= What needs to be done =
Print the listing below in its entirety, character for character.

### Supplied entries

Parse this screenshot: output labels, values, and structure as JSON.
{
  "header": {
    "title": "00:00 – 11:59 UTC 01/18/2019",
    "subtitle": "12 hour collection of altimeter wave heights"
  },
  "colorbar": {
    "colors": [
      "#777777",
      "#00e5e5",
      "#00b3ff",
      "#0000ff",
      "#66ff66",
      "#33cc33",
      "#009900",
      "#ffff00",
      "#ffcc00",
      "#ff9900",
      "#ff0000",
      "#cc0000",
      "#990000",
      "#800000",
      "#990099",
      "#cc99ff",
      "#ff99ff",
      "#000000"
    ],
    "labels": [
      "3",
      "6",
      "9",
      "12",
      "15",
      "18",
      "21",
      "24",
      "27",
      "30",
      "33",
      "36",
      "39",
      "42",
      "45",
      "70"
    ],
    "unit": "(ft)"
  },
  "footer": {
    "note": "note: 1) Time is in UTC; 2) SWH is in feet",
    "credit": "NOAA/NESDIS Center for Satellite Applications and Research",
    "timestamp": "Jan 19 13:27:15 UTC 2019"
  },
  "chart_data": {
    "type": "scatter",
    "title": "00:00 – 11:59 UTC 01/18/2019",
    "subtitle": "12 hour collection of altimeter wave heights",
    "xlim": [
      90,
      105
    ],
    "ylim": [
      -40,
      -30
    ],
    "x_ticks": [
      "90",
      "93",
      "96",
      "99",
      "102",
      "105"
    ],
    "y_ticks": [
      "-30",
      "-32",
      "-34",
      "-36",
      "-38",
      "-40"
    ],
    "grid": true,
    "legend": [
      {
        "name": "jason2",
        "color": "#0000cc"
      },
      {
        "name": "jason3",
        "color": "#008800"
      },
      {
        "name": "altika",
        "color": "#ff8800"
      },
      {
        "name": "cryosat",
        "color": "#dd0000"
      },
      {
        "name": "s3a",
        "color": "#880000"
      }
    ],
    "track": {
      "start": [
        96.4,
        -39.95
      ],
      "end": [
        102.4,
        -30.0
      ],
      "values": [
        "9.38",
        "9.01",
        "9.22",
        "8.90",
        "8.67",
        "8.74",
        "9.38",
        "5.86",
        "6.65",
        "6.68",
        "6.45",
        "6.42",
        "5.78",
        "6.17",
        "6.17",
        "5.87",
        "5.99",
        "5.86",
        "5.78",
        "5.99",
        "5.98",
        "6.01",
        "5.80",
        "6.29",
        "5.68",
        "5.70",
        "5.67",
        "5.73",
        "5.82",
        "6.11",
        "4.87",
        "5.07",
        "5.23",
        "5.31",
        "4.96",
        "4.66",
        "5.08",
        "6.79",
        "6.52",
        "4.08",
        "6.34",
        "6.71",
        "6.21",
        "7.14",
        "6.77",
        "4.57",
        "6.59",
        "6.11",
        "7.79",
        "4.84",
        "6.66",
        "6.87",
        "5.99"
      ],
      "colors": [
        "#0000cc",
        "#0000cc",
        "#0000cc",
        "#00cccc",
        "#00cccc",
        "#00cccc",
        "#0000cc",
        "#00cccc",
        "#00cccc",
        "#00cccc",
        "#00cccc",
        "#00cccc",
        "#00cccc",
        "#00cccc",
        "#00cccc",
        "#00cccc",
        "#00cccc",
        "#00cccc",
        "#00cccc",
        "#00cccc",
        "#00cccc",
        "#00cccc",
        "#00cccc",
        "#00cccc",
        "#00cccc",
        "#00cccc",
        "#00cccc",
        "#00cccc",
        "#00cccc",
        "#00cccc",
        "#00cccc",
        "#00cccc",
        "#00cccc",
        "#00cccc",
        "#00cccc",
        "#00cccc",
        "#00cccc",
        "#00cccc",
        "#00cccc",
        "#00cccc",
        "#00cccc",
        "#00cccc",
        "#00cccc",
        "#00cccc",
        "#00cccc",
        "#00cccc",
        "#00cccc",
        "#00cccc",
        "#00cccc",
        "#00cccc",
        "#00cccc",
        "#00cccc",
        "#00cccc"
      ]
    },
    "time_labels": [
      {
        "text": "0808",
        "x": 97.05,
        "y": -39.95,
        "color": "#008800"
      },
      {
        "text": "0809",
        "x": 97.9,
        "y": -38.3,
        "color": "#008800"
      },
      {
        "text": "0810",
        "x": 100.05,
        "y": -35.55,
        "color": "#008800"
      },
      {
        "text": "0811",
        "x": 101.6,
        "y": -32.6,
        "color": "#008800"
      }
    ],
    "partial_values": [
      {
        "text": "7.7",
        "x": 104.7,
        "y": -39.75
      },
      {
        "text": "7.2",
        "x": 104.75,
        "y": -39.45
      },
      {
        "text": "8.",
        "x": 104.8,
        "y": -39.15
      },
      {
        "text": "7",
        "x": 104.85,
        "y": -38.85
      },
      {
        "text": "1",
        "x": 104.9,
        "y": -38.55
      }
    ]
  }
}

######

= The output =
Parse this screenshot: output labels, values, and structure as JSON.
{
  "header": {
    "title": "00:00 – 11:59 UTC 01/18/2019",
    "subtitle": "12 hour collection of altimeter wave heights"
  },
  "colorbar": {
    "colors": [
      "#777777",
      "#00e5e5",
      "#00b3ff",
      "#0000ff",
      "#66ff66",
      "#33cc33",
      "#009900",
      "#ffff00",
      "#ffcc00",
      "#ff9900",
      "#ff0000",
      "#cc0000",
      "#990000",
      "#800000",
      "#990099",
      "#cc99ff",
      "#ff99ff",
      "#000000"
    ],
    "labels": [
      "3",
      "6",
      "9",
      "12",
      "15",
      "18",
      "21",
      "24",
      "27",
      "30",
      "33",
      "36",
      "39",
      "42",
      "45",
      "70"
    ],
    "unit": "(ft)"
  },
  "footer": {
    "note": "note: 1) Time is in UTC; 2) SWH is in feet",
    "credit": "NOAA/NESDIS Center for Satellite Applications and Research",
    "timestamp": "Jan 19 13:27:15 UTC 2019"
  },
  "chart_data": {
    "type": "scatter",
    "title": "00:00 – 11:59 UTC 01/18/2019",
    "subtitle": "12 hour collection of altimeter wave heights",
    "xlim": [
      90,
      105
    ],
    "ylim": [
      -40,
      -30
    ],
    "x_ticks": [
      "90",
      "93",
      "96",
      "99",
      "102",
      "105"
    ],
    "y_ticks": [
      "-30",
      "-32",
      "-34",
      "-36",
      "-38",
      "-40"
    ],
    "grid": true,
    "legend": [
      {
        "name": "jason2",
        "color": "#0000cc"
      },
      {
        "name": "jason3",
        "color": "#008800"
      },
      {
        "name": "altika",
        "color": "#ff8800"
      },
      {
        "name": "cryosat",
        "color": "#dd0000"
      },
      {
        "name": "s3a",
        "color": "#880000"
      }
    ],
    "track": {
      "start": [
        96.4,
        -39.95
      ],
      "end": [
        102.4,
        -30.0
      ],
      "values": [
        "9.38",
        "9.01",
        "9.22",
        "8.90",
        "8.67",
        "8.74",
        "9.38",
        "5.86",
        "6.65",
        "6.68",
        "6.45",
        "6.42",
        "5.78",
        "6.17",
        "6.17",
        "5.87",
        "5.99",
        "5.86",
        "5.78",
        "5.99",
        "5.98",
        "6.01",
        "5.80",
        "6.29",
        "5.68",
        "5.70",
        "5.67",
        "5.73",
        "5.82",
        "6.11",
        "4.87",
        "5.07",
        "5.23",
        "5.31",
        "4.96",
        "4.66",
        "5.08",
        "6.79",
        "6.52",
        "4.08",
        "6.34",
        "6.71",
        "6.21",
        "7.14",
        "6.77",
        "4.57",
        "6.59",
        "6.11",
        "7.79",
        "4.84",
        "6.66",
        "6.87",
        "5.99"
      ],
      "colors": [
        "#0000cc",
        "#0000cc",
        "#0000cc",
        "#00cccc",
        "#00cccc",
        "#00cccc",
        "#0000cc",
        "#00cccc",
        "#00cccc",
        "#00cccc",
        "#00cccc",
        "#00cccc",
        "#00cccc",
        "#00cccc",
        "#00cccc",
        "#00cccc",
        "#00cccc",
        "#00cccc",
        "#00cccc",
        "#00cccc",
        "#00cccc",
        "#00cccc",
        "#00cccc",
        "#00cccc",
        "#00cccc",
        "#00cccc",
        "#00cccc",
        "#00cccc",
        "#00cccc",
        "#00cccc",
        "#00cccc",
        "#00cccc",
        "#00cccc",
        "#00cccc",
        "#00cccc",
        "#00cccc",
        "#00cccc",
        "#00cccc",
        "#00cccc",
        "#00cccc",
        "#00cccc",
        "#00cccc",
        "#00cccc",
        "#00cccc",
        "#00cccc",
        "#00cccc",
        "#00cccc",
        "#00cccc",
        "#00cccc",
        "#00cccc",
        "#00cccc",
        "#00cccc",
        "#00cccc"
      ]
    },
    "time_labels": [
      {
        "text": "0808",
        "x": 97.05,
        "y": -39.95,
        "color": "#008800"
      },
      {
        "text": "0809",
        "x": 97.9,
        "y": -38.3,
        "color": "#008800"
      },
      {
        "text": "0810",
        "x": 100.05,
        "y": -35.55,
        "color": "#008800"
      },
      {
        "text": "0811",
        "x": 101.6,
        "y": -32.6,
        "color": "#008800"
      }
    ],
    "partial_values": [
      {
        "text": "7.7",
        "x": 104.7,
        "y": -39.75
      },
      {
        "text": "7.2",
        "x": 104.75,
        "y": -39.45
      },
      {
        "text": "8.",
        "x": 104.8,
        "y": -39.15
      },
      {
        "text": "7",
        "x": 104.85,
        "y": -38.85
      },
      {
        "text": "1",
        "x": 104.9,
        "y": -38.55
      }
    ]
  }
}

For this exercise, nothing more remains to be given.